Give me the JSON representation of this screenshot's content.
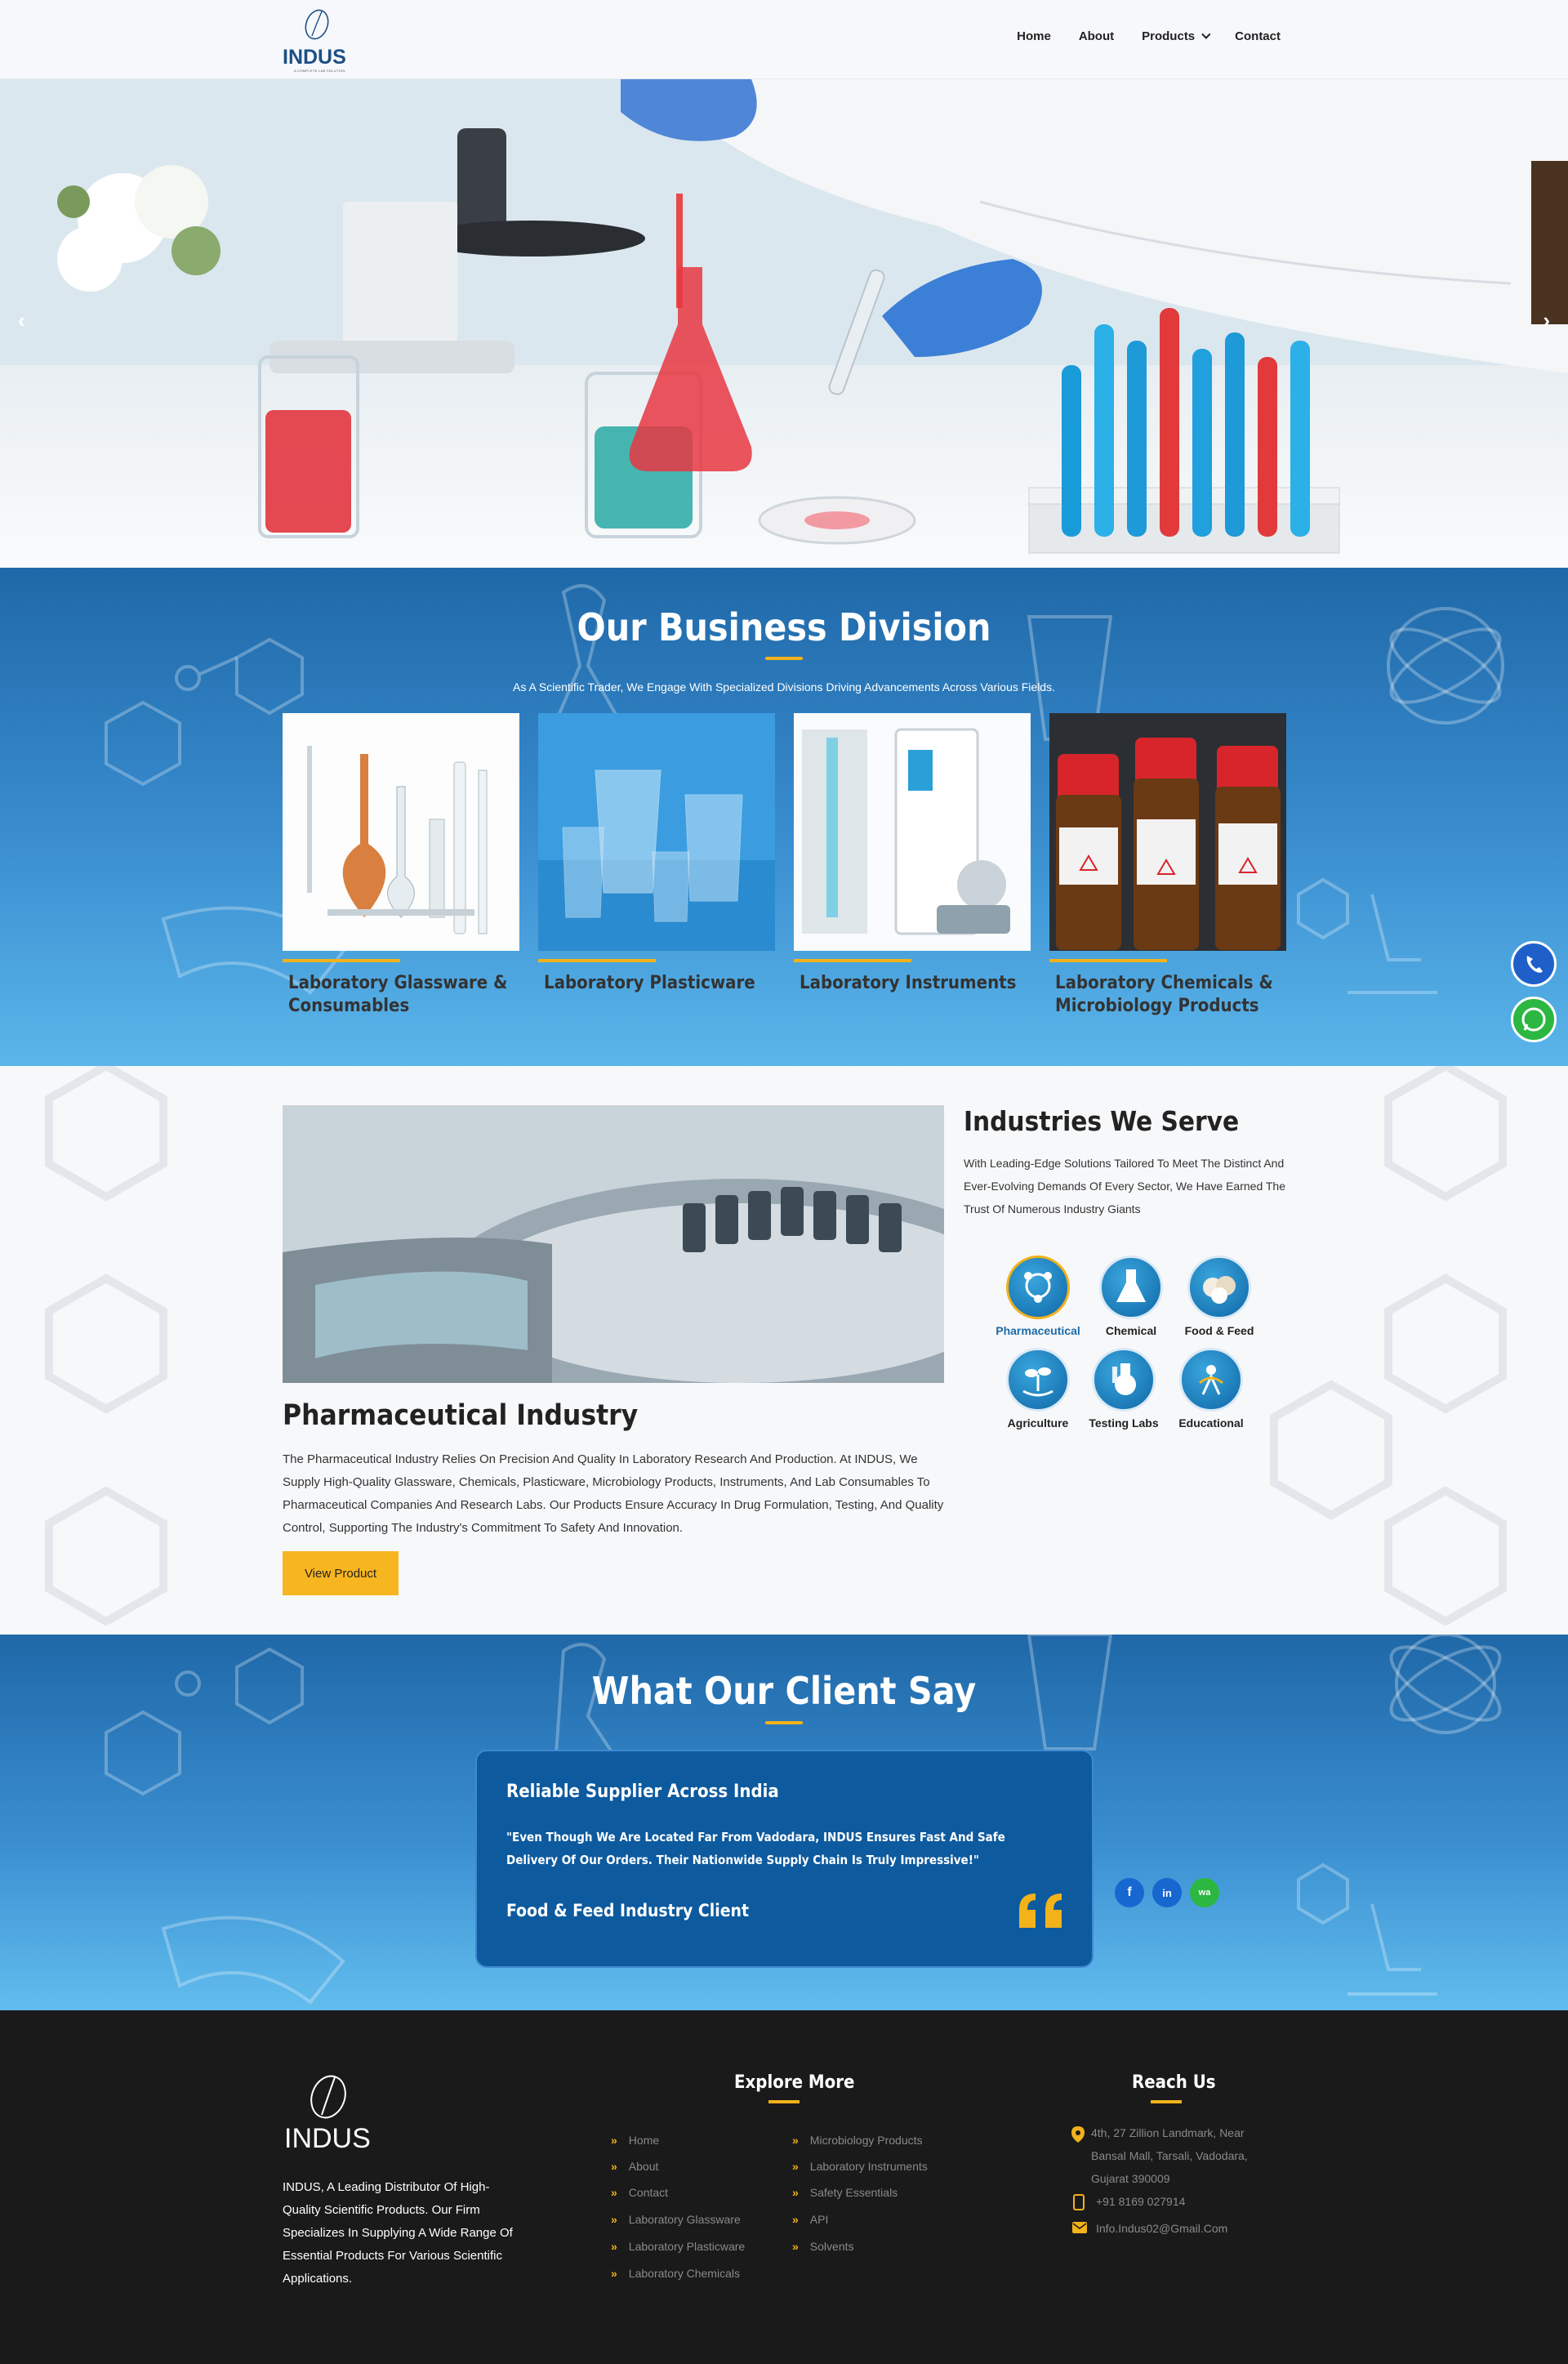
{
  "header": {
    "logo_text": "INDUS",
    "logo_tagline": "A COMPLETE LAB SOLUTION",
    "nav": [
      "Home",
      "About",
      "Products",
      "Contact"
    ]
  },
  "hero": {
    "prev_arrow": "‹",
    "next_arrow": "›"
  },
  "business": {
    "title": "Our Business Division",
    "subtitle": "As A Scientific Trader, We Engage With Specialized Divisions Driving Advancements Across Various Fields.",
    "cards": [
      {
        "label": "Laboratory Glassware & Consumables"
      },
      {
        "label": "Laboratory Plasticware"
      },
      {
        "label": "Laboratory Instruments"
      },
      {
        "label": "Laboratory Chemicals & Microbiology Products"
      }
    ]
  },
  "industries": {
    "title": "Industries We Serve",
    "description": "With Leading-Edge Solutions Tailored To Meet The Distinct And Ever-Evolving Demands Of Every Sector, We Have Earned The Trust Of Numerous Industry Giants",
    "items": [
      "Pharmaceutical",
      "Chemical",
      "Food & Feed",
      "Agriculture",
      "Testing Labs",
      "Educational"
    ],
    "selected": "Pharmaceutical",
    "detail_title": "Pharmaceutical Industry",
    "detail_text": "The Pharmaceutical Industry Relies On Precision And Quality In Laboratory Research And Production. At INDUS, We Supply High-Quality Glassware, Chemicals, Plasticware, Microbiology Products, Instruments, And Lab Consumables To Pharmaceutical Companies And Research Labs. Our Products Ensure Accuracy In Drug Formulation, Testing, And Quality Control, Supporting The Industry's Commitment To Safety And Innovation.",
    "button": "View Product"
  },
  "testimonials": {
    "title": "What Our Client Say",
    "heading": "Reliable Supplier Across India",
    "quote": "\"Even Though We Are Located Far From Vadodara, INDUS Ensures Fast And Safe Delivery Of Our Orders. Their Nationwide Supply Chain Is Truly Impressive!\"",
    "author": "Food & Feed Industry Client"
  },
  "footer": {
    "logo_text": "INDUS",
    "about": "INDUS, A Leading Distributor Of High-Quality Scientific Products. Our Firm Specializes In Supplying A Wide Range Of Essential Products For Various Scientific Applications.",
    "explore_title": "Explore More",
    "links_col1": [
      "Home",
      "About",
      "Contact",
      "Laboratory Glassware",
      "Laboratory Plasticware",
      "Laboratory Chemicals"
    ],
    "links_col2": [
      "Microbiology Products",
      "Laboratory Instruments",
      "Safety Essentials",
      "API",
      "Solvents"
    ],
    "reach_title": "Reach Us",
    "address": "4th, 27 Zillion Landmark, Near Bansal Mall, Tarsali, Vadodara, Gujarat 390009",
    "phone": "+91 8169 027914",
    "email": "Info.Indus02@Gmail.Com",
    "social": [
      "f",
      "in",
      "wa"
    ]
  },
  "colors": {
    "accent": "#f2b21a",
    "primary_blue": "#1f68a8",
    "footer_bg": "#1a1a1b"
  }
}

★ ★ ★ ★ ★

## Task requirements:
In the entries above, identify every line with the string "Glassware".

## Response to the exercise:
        "label": "Laboratory Glassware & Consumables"
    "detail_text": "The Pharmaceutical Industry Relies On Precision And Quality In Laboratory Research And Production. At INDUS, We Supply High-Quality Glassware, Chemicals, Plasticware, Microbiology Products, Instruments, And Lab Consumables To Pharmaceutical Companies And Research Labs. Our Products Ensure Accuracy In Drug Formulation, Testing, And Quality Control, Supporting The Industry's Commitment To Safety And Innovation.",
      "Laboratory Glassware",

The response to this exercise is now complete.